BRIEF:
Report every line in the listing below where the string "screenshot" shows up.
---------- SUPPLIED MATERIAL ----------
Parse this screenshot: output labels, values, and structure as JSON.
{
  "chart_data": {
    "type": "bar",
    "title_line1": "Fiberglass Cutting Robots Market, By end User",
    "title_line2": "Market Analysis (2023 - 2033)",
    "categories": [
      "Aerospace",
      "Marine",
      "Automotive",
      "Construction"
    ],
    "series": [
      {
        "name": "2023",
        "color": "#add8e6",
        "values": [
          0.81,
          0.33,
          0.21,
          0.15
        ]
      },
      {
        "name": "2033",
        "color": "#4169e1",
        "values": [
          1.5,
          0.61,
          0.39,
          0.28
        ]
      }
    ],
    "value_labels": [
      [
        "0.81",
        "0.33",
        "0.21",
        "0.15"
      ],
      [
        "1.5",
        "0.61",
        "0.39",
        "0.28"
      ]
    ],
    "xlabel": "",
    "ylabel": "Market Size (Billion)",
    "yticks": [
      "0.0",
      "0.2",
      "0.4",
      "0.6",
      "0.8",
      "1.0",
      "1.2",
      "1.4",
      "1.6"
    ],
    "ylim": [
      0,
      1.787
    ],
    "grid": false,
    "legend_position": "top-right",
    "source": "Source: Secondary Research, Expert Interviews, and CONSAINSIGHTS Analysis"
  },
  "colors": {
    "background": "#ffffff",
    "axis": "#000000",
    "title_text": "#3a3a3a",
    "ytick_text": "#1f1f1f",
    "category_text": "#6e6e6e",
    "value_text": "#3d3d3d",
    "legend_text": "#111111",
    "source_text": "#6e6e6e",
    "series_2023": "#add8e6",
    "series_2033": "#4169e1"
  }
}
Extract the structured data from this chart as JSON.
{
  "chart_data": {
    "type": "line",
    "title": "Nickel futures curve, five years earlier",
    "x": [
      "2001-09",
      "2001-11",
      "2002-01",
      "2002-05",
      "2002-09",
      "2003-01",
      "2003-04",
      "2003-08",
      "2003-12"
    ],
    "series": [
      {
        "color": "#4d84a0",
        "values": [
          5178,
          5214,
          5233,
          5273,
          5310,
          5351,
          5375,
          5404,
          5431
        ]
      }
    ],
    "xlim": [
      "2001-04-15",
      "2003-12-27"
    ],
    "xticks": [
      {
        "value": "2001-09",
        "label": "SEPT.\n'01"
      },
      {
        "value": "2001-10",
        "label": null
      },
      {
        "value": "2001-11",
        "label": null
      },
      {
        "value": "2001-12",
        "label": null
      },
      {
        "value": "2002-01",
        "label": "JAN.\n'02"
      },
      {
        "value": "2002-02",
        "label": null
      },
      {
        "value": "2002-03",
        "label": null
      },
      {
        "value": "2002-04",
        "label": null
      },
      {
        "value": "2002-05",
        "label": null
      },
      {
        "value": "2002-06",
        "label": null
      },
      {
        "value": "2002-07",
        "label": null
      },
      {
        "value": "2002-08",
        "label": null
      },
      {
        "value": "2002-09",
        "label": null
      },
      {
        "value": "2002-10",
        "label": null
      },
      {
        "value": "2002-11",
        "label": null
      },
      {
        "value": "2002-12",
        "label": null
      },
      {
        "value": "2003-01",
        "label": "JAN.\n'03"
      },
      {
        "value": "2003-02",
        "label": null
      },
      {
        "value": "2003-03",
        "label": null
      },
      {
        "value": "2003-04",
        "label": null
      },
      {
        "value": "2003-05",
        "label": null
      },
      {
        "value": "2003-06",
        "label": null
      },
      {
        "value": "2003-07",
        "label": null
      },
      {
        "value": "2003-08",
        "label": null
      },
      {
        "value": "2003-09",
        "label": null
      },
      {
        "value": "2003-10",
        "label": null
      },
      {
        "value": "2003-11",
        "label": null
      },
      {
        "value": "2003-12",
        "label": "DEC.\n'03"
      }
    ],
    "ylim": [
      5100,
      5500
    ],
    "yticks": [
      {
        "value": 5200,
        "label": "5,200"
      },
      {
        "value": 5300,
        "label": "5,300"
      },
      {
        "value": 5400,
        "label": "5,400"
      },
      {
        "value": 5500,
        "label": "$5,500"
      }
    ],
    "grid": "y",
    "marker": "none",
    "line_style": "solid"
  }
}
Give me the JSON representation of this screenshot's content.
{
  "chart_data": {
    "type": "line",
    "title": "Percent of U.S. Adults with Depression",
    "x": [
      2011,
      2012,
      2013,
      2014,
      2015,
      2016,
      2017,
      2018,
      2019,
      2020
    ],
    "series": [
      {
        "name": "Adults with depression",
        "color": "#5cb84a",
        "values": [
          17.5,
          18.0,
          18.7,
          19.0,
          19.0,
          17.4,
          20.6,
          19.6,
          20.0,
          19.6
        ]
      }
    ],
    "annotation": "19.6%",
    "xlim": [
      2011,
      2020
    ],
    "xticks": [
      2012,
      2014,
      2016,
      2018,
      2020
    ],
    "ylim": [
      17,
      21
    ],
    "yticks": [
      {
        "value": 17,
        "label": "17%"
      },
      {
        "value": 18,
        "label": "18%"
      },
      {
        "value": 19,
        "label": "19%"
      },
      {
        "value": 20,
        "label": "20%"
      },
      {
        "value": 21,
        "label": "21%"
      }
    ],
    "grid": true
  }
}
----------
FULL ANSWER:
Parse this screenshot: output labels, values, and structure as JSON.
Give me the JSON representation of this screenshot's content.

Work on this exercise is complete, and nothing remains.